[WHAT YOU WILL DO]:
Retype each record shown below, leaving every character as it is.

Extracted data entries
● ● ● ● ●
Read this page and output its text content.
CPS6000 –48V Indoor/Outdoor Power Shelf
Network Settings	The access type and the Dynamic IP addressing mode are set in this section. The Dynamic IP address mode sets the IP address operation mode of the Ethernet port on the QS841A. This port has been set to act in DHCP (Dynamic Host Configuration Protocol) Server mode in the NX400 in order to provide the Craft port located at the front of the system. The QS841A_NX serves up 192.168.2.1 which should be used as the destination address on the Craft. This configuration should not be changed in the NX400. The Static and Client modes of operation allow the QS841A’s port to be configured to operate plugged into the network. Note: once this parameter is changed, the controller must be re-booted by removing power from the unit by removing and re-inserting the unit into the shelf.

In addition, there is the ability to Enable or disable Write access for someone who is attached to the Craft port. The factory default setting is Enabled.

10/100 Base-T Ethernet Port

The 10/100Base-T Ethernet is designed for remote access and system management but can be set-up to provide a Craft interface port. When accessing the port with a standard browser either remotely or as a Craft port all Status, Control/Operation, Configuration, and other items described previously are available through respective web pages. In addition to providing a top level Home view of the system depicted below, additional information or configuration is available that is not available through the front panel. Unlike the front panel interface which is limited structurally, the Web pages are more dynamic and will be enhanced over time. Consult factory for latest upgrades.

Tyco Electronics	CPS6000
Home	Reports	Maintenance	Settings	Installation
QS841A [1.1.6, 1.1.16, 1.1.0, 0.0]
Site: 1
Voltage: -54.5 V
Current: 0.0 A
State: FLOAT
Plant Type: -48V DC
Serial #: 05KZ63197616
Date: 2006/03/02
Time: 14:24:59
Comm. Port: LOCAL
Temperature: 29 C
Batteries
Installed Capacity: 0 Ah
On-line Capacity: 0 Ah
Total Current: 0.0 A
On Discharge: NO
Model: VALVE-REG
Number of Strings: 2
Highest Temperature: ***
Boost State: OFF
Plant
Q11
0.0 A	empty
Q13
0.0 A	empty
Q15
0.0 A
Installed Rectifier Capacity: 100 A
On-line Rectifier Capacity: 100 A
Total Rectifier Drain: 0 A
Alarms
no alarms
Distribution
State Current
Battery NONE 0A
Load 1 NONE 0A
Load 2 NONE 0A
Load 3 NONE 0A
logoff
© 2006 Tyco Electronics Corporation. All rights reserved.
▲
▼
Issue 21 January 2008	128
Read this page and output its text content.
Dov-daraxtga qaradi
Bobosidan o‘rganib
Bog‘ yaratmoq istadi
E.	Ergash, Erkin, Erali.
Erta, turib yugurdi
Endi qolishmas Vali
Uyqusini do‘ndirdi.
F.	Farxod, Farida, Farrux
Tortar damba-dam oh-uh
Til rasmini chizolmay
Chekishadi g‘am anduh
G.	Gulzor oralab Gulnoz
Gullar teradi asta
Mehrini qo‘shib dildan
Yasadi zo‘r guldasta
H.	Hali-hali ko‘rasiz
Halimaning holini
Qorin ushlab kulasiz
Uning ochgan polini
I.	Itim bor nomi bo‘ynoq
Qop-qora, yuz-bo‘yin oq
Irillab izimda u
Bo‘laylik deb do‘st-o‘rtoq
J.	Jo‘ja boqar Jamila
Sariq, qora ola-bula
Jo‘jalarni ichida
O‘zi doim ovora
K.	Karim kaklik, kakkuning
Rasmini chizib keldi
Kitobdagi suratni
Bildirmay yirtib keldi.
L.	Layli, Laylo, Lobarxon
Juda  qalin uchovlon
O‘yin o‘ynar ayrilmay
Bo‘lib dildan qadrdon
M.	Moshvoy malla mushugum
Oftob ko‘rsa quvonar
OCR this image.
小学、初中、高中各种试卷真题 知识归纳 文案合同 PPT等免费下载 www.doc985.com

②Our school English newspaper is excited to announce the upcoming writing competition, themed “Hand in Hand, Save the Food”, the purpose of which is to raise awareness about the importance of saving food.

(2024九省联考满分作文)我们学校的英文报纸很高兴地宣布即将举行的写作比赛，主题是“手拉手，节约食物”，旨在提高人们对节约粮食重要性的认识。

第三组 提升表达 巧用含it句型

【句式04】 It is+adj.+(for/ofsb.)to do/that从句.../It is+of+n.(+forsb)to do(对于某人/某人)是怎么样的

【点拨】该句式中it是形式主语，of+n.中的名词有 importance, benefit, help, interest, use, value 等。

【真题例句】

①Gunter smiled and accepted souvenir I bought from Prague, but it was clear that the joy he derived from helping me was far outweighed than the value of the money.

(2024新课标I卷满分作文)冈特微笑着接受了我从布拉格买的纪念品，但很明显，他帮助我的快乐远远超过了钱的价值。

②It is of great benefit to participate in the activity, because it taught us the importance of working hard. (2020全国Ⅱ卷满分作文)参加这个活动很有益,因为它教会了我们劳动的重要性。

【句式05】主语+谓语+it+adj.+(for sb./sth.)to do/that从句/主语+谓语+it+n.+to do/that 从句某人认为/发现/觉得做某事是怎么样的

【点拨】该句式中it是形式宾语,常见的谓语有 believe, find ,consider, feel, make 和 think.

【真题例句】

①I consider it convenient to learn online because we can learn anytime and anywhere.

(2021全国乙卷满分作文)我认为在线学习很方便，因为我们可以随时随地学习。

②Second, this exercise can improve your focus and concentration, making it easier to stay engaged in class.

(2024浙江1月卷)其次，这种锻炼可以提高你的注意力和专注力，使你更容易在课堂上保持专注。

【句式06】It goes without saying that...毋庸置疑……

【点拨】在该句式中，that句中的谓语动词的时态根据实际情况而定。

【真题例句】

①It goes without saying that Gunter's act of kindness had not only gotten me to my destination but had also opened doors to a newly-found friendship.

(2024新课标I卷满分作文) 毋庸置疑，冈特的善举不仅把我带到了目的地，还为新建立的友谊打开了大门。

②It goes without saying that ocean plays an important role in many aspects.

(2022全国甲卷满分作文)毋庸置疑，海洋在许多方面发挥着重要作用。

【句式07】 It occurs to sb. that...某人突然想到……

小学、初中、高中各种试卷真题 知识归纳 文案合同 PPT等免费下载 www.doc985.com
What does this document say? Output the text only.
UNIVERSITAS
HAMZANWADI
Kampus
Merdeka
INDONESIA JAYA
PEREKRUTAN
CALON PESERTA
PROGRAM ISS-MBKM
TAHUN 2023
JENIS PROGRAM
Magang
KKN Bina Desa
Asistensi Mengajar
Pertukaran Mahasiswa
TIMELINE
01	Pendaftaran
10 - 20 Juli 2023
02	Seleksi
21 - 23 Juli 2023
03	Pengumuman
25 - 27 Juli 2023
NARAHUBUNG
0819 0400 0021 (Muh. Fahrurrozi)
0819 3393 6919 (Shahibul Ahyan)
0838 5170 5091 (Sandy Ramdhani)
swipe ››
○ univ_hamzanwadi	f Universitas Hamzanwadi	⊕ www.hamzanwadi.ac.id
● ● ● ● ●
[ANSWER TO THE EXERCISE]:
Read this page and output its text content.
CPS6000 –48V Indoor/Outdoor Power Shelf
Network Settings	The access type and the Dynamic IP addressing mode are set in this section. The Dynamic IP address mode sets the IP address operation mode of the Ethernet port on the QS841A. This port has been set to act in DHCP (Dynamic Host Configuration Protocol) Server mode in the NX400 in order to provide the Craft port located at the front of the system. The QS841A_NX serves up 192.168.2.1 which should be used as the destination address on the Craft. This configuration should not be changed in the NX400. The Static and Client modes of operation allow the QS841A’s port to be configured to operate plugged into the network. Note: once this parameter is changed, the controller must be re-booted by removing power from the unit by removing and re-inserting the unit into the shelf.

In addition, there is the ability to Enable or disable Write access for someone who is attached to the Craft port. The factory default setting is Enabled.

10/100 Base-T Ethernet Port

The 10/100Base-T Ethernet is designed for remote access and system management but can be set-up to provide a Craft interface port. When accessing the port with a standard browser either remotely or as a Craft port all Status, Control/Operation, Configuration, and other items described previously are available through respective web pages. In addition to providing a top level Home view of the system depicted below, additional information or configuration is available that is not available through the front panel. Unlike the front panel interface which is limited structurally, the Web pages are more dynamic and will be enhanced over time. Consult factory for latest upgrades.

Tyco Electronics	CPS6000
Home	Reports	Maintenance	Settings	Installation
QS841A [1.1.6, 1.1.16, 1.1.0, 0.0]
Site: 1
Voltage: -54.5 V
Current: 0.0 A
State: FLOAT
Plant Type: -48V DC
Serial #: 05KZ63197616
Date: 2006/03/02
Time: 14:24:59
Comm. Port: LOCAL
Temperature: 29 C
Batteries
Installed Capacity: 0 Ah
On-line Capacity: 0 Ah
Total Current: 0.0 A
On Discharge: NO
Model: VALVE-REG
Number of Strings: 2
Highest Temperature: ***
Boost State: OFF
Plant
Q11
0.0 A	empty
Q13
0.0 A	empty
Q15
0.0 A
Installed Rectifier Capacity: 100 A
On-line Rectifier Capacity: 100 A
Total Rectifier Drain: 0 A
Alarms
no alarms
Distribution
State Current
Battery NONE 0A
Load 1 NONE 0A
Load 2 NONE 0A
Load 3 NONE 0A
logoff
© 2006 Tyco Electronics Corporation. All rights reserved.
▲
▼
Issue 21 January 2008	128
Read this page and output its text content.
Dov-daraxtga qaradi
Bobosidan o‘rganib
Bog‘ yaratmoq istadi
E.	Ergash, Erkin, Erali.
Erta, turib yugurdi
Endi qolishmas Vali
Uyqusini do‘ndirdi.
F.	Farxod, Farida, Farrux
Tortar damba-dam oh-uh
Til rasmini chizolmay
Chekishadi g‘am anduh
G.	Gulzor oralab Gulnoz
Gullar teradi asta
Mehrini qo‘shib dildan
Yasadi zo‘r guldasta
H.	Hali-hali ko‘rasiz
Halimaning holini
Qorin ushlab kulasiz
Uning ochgan polini
I.	Itim bor nomi bo‘ynoq
Qop-qora, yuz-bo‘yin oq
Irillab izimda u
Bo‘laylik deb do‘st-o‘rtoq
J.	Jo‘ja boqar Jamila
Sariq, qora ola-bula
Jo‘jalarni ichida
O‘zi doim ovora
K.	Karim kaklik, kakkuning
Rasmini chizib keldi
Kitobdagi suratni
Bildirmay yirtib keldi.
L.	Layli, Laylo, Lobarxon
Juda  qalin uchovlon
O‘yin o‘ynar ayrilmay
Bo‘lib dildan qadrdon
M.	Moshvoy malla mushugum
Oftob ko‘rsa quvonar
OCR this image.
小学、初中、高中各种试卷真题 知识归纳 文案合同 PPT等免费下载 www.doc985.com

②Our school English newspaper is excited to announce the upcoming writing competition, themed “Hand in Hand, Save the Food”, the purpose of which is to raise awareness about the importance of saving food.

(2024九省联考满分作文)我们学校的英文报纸很高兴地宣布即将举行的写作比赛，主题是“手拉手，节约食物”，旨在提高人们对节约粮食重要性的认识。

第三组 提升表达 巧用含it句型

【句式04】 It is+adj.+(for/ofsb.)to do/that从句.../It is+of+n.(+forsb)to do(对于某人/某人)是怎么样的

【点拨】该句式中it是形式主语，of+n.中的名词有 importance, benefit, help, interest, use, value 等。

【真题例句】

①Gunter smiled and accepted souvenir I bought from Prague, but it was clear that the joy he derived from helping me was far outweighed than the value of the money.

(2024新课标I卷满分作文)冈特微笑着接受了我从布拉格买的纪念品，但很明显，他帮助我的快乐远远超过了钱的价值。

②It is of great benefit to participate in the activity, because it taught us the importance of working hard. (2020全国Ⅱ卷满分作文)参加这个活动很有益,因为它教会了我们劳动的重要性。

【句式05】主语+谓语+it+adj.+(for sb./sth.)to do/that从句/主语+谓语+it+n.+to do/that 从句某人认为/发现/觉得做某事是怎么样的

【点拨】该句式中it是形式宾语,常见的谓语有 believe, find ,consider, feel, make 和 think.

【真题例句】

①I consider it convenient to learn online because we can learn anytime and anywhere.

(2021全国乙卷满分作文)我认为在线学习很方便，因为我们可以随时随地学习。

②Second, this exercise can improve your focus and concentration, making it easier to stay engaged in class.

(2024浙江1月卷)其次，这种锻炼可以提高你的注意力和专注力，使你更容易在课堂上保持专注。

【句式06】It goes without saying that...毋庸置疑……

【点拨】在该句式中，that句中的谓语动词的时态根据实际情况而定。

【真题例句】

①It goes without saying that Gunter's act of kindness had not only gotten me to my destination but had also opened doors to a newly-found friendship.

(2024新课标I卷满分作文) 毋庸置疑，冈特的善举不仅把我带到了目的地，还为新建立的友谊打开了大门。

②It goes without saying that ocean plays an important role in many aspects.

(2022全国甲卷满分作文)毋庸置疑，海洋在许多方面发挥着重要作用。

【句式07】 It occurs to sb. that...某人突然想到……

小学、初中、高中各种试卷真题 知识归纳 文案合同 PPT等免费下载 www.doc985.com
What does this document say? Output the text only.
UNIVERSITAS
HAMZANWADI
Kampus
Merdeka
INDONESIA JAYA
PEREKRUTAN
CALON PESERTA
PROGRAM ISS-MBKM
TAHUN 2023
JENIS PROGRAM
Magang
KKN Bina Desa
Asistensi Mengajar
Pertukaran Mahasiswa
TIMELINE
01	Pendaftaran
10 - 20 Juli 2023
02	Seleksi
21 - 23 Juli 2023
03	Pengumuman
25 - 27 Juli 2023
NARAHUBUNG
0819 0400 0021 (Muh. Fahrurrozi)
0819 3393 6919 (Shahibul Ahyan)
0838 5170 5091 (Sandy Ramdhani)
swipe ››
○ univ_hamzanwadi	f Universitas Hamzanwadi	⊕ www.hamzanwadi.ac.id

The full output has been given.